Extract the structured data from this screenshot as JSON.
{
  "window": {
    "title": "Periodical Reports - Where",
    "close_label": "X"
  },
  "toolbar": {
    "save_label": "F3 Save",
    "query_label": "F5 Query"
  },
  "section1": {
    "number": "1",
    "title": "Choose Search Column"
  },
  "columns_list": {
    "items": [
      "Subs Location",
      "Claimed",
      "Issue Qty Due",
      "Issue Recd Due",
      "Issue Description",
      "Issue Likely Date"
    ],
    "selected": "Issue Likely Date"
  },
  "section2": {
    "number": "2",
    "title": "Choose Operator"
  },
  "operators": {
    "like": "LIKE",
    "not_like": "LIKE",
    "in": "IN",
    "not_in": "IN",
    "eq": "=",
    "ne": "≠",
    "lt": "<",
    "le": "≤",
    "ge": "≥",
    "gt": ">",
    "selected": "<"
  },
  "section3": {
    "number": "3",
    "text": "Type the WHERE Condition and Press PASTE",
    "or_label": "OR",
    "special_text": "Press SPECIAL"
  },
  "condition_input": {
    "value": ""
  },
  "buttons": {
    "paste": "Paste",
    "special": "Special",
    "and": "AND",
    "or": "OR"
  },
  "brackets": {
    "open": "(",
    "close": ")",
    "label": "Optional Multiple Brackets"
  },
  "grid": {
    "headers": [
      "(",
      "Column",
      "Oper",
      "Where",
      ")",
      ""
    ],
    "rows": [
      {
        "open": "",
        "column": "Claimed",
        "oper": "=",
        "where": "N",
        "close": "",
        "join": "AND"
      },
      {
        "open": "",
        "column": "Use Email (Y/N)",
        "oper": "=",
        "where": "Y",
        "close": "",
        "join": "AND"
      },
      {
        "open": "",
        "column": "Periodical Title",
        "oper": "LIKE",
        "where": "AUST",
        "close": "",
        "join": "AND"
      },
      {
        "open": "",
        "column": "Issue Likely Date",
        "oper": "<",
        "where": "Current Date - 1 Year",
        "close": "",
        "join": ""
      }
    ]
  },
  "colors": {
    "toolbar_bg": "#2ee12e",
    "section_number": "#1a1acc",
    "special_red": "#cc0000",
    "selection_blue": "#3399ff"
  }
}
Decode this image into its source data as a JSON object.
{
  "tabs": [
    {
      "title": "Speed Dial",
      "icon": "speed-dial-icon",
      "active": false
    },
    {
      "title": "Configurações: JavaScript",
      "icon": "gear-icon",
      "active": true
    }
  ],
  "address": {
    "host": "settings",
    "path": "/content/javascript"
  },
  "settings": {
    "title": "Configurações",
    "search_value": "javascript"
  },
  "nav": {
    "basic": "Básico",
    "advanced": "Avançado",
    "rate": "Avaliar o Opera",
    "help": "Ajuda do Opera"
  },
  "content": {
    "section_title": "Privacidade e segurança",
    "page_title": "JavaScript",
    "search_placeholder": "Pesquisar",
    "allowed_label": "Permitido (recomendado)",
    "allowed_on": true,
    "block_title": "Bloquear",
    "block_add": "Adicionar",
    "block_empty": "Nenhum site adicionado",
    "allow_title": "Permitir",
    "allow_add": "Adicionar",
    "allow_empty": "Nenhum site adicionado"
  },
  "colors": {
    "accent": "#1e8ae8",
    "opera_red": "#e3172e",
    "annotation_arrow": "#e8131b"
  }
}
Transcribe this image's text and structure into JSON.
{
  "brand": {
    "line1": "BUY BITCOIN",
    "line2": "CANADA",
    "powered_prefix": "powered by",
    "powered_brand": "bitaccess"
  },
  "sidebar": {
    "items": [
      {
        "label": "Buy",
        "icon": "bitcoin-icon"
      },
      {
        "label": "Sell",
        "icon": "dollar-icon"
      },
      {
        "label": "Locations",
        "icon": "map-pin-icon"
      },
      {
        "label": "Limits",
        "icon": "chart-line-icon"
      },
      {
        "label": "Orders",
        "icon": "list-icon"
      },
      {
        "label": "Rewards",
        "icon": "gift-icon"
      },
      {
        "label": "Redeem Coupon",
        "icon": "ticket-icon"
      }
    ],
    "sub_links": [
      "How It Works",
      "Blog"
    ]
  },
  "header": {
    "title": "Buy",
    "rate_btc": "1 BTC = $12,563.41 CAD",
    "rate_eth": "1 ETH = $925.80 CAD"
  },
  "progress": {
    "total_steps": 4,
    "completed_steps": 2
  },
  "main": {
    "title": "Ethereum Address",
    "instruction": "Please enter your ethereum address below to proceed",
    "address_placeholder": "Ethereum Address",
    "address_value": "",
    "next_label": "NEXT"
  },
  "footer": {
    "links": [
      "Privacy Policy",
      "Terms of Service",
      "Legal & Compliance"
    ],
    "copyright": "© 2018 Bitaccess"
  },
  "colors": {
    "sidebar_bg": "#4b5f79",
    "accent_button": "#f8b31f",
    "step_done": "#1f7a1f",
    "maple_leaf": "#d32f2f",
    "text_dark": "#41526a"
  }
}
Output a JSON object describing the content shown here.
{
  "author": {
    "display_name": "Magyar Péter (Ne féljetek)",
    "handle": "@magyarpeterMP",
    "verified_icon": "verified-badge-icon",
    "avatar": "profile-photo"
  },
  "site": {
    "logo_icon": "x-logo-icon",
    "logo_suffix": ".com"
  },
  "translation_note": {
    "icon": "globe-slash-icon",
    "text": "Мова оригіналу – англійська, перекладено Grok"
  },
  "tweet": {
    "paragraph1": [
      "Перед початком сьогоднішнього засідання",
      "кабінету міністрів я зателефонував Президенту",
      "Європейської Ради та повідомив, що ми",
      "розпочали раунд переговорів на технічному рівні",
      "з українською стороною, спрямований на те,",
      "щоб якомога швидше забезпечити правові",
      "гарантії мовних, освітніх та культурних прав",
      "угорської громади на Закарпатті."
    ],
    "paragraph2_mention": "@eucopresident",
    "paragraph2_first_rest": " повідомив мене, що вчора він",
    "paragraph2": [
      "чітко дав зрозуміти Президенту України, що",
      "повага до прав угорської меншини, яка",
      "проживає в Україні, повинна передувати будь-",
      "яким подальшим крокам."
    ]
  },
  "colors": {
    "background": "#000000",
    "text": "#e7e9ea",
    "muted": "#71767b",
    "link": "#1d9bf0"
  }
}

## Goal:
The records above must be output exactly, in full.

## Solution:
Extract the structured data from this screenshot as JSON.
{
  "window": {
    "title": "Periodical Reports - Where",
    "close_label": "X"
  },
  "toolbar": {
    "save_label": "F3 Save",
    "query_label": "F5 Query"
  },
  "section1": {
    "number": "1",
    "title": "Choose Search Column"
  },
  "columns_list": {
    "items": [
      "Subs Location",
      "Claimed",
      "Issue Qty Due",
      "Issue Recd Due",
      "Issue Description",
      "Issue Likely Date"
    ],
    "selected": "Issue Likely Date"
  },
  "section2": {
    "number": "2",
    "title": "Choose Operator"
  },
  "operators": {
    "like": "LIKE",
    "not_like": "LIKE",
    "in": "IN",
    "not_in": "IN",
    "eq": "=",
    "ne": "≠",
    "lt": "<",
    "le": "≤",
    "ge": "≥",
    "gt": ">",
    "selected": "<"
  },
  "section3": {
    "number": "3",
    "text": "Type the WHERE Condition and Press PASTE",
    "or_label": "OR",
    "special_text": "Press SPECIAL"
  },
  "condition_input": {
    "value": ""
  },
  "buttons": {
    "paste": "Paste",
    "special": "Special",
    "and": "AND",
    "or": "OR"
  },
  "brackets": {
    "open": "(",
    "close": ")",
    "label": "Optional Multiple Brackets"
  },
  "grid": {
    "headers": [
      "(",
      "Column",
      "Oper",
      "Where",
      ")",
      ""
    ],
    "rows": [
      {
        "open": "",
        "column": "Claimed",
        "oper": "=",
        "where": "N",
        "close": "",
        "join": "AND"
      },
      {
        "open": "",
        "column": "Use Email (Y/N)",
        "oper": "=",
        "where": "Y",
        "close": "",
        "join": "AND"
      },
      {
        "open": "",
        "column": "Periodical Title",
        "oper": "LIKE",
        "where": "AUST",
        "close": "",
        "join": "AND"
      },
      {
        "open": "",
        "column": "Issue Likely Date",
        "oper": "<",
        "where": "Current Date - 1 Year",
        "close": "",
        "join": ""
      }
    ]
  },
  "colors": {
    "toolbar_bg": "#2ee12e",
    "section_number": "#1a1acc",
    "special_red": "#cc0000",
    "selection_blue": "#3399ff"
  }
}
Decode this image into its source data as a JSON object.
{
  "tabs": [
    {
      "title": "Speed Dial",
      "icon": "speed-dial-icon",
      "active": false
    },
    {
      "title": "Configurações: JavaScript",
      "icon": "gear-icon",
      "active": true
    }
  ],
  "address": {
    "host": "settings",
    "path": "/content/javascript"
  },
  "settings": {
    "title": "Configurações",
    "search_value": "javascript"
  },
  "nav": {
    "basic": "Básico",
    "advanced": "Avançado",
    "rate": "Avaliar o Opera",
    "help": "Ajuda do Opera"
  },
  "content": {
    "section_title": "Privacidade e segurança",
    "page_title": "JavaScript",
    "search_placeholder": "Pesquisar",
    "allowed_label": "Permitido (recomendado)",
    "allowed_on": true,
    "block_title": "Bloquear",
    "block_add": "Adicionar",
    "block_empty": "Nenhum site adicionado",
    "allow_title": "Permitir",
    "allow_add": "Adicionar",
    "allow_empty": "Nenhum site adicionado"
  },
  "colors": {
    "accent": "#1e8ae8",
    "opera_red": "#e3172e",
    "annotation_arrow": "#e8131b"
  }
}
Transcribe this image's text and structure into JSON.
{
  "brand": {
    "line1": "BUY BITCOIN",
    "line2": "CANADA",
    "powered_prefix": "powered by",
    "powered_brand": "bitaccess"
  },
  "sidebar": {
    "items": [
      {
        "label": "Buy",
        "icon": "bitcoin-icon"
      },
      {
        "label": "Sell",
        "icon": "dollar-icon"
      },
      {
        "label": "Locations",
        "icon": "map-pin-icon"
      },
      {
        "label": "Limits",
        "icon": "chart-line-icon"
      },
      {
        "label": "Orders",
        "icon": "list-icon"
      },
      {
        "label": "Rewards",
        "icon": "gift-icon"
      },
      {
        "label": "Redeem Coupon",
        "icon": "ticket-icon"
      }
    ],
    "sub_links": [
      "How It Works",
      "Blog"
    ]
  },
  "header": {
    "title": "Buy",
    "rate_btc": "1 BTC = $12,563.41 CAD",
    "rate_eth": "1 ETH = $925.80 CAD"
  },
  "progress": {
    "total_steps": 4,
    "completed_steps": 2
  },
  "main": {
    "title": "Ethereum Address",
    "instruction": "Please enter your ethereum address below to proceed",
    "address_placeholder": "Ethereum Address",
    "address_value": "",
    "next_label": "NEXT"
  },
  "footer": {
    "links": [
      "Privacy Policy",
      "Terms of Service",
      "Legal & Compliance"
    ],
    "copyright": "© 2018 Bitaccess"
  },
  "colors": {
    "sidebar_bg": "#4b5f79",
    "accent_button": "#f8b31f",
    "step_done": "#1f7a1f",
    "maple_leaf": "#d32f2f",
    "text_dark": "#41526a"
  }
}
Output a JSON object describing the content shown here.
{
  "author": {
    "display_name": "Magyar Péter (Ne féljetek)",
    "handle": "@magyarpeterMP",
    "verified_icon": "verified-badge-icon",
    "avatar": "profile-photo"
  },
  "site": {
    "logo_icon": "x-logo-icon",
    "logo_suffix": ".com"
  },
  "translation_note": {
    "icon": "globe-slash-icon",
    "text": "Мова оригіналу – англійська, перекладено Grok"
  },
  "tweet": {
    "paragraph1": [
      "Перед початком сьогоднішнього засідання",
      "кабінету міністрів я зателефонував Президенту",
      "Європейської Ради та повідомив, що ми",
      "розпочали раунд переговорів на технічному рівні",
      "з українською стороною, спрямований на те,",
      "щоб якомога швидше забезпечити правові",
      "гарантії мовних, освітніх та культурних прав",
      "угорської громади на Закарпатті."
    ],
    "paragraph2_mention": "@eucopresident",
    "paragraph2_first_rest": " повідомив мене, що вчора він",
    "paragraph2": [
      "чітко дав зрозуміти Президенту України, що",
      "повага до прав угорської меншини, яка",
      "проживає в Україні, повинна передувати будь-",
      "яким подальшим крокам."
    ]
  },
  "colors": {
    "background": "#000000",
    "text": "#e7e9ea",
    "muted": "#71767b",
    "link": "#1d9bf0"
  }
}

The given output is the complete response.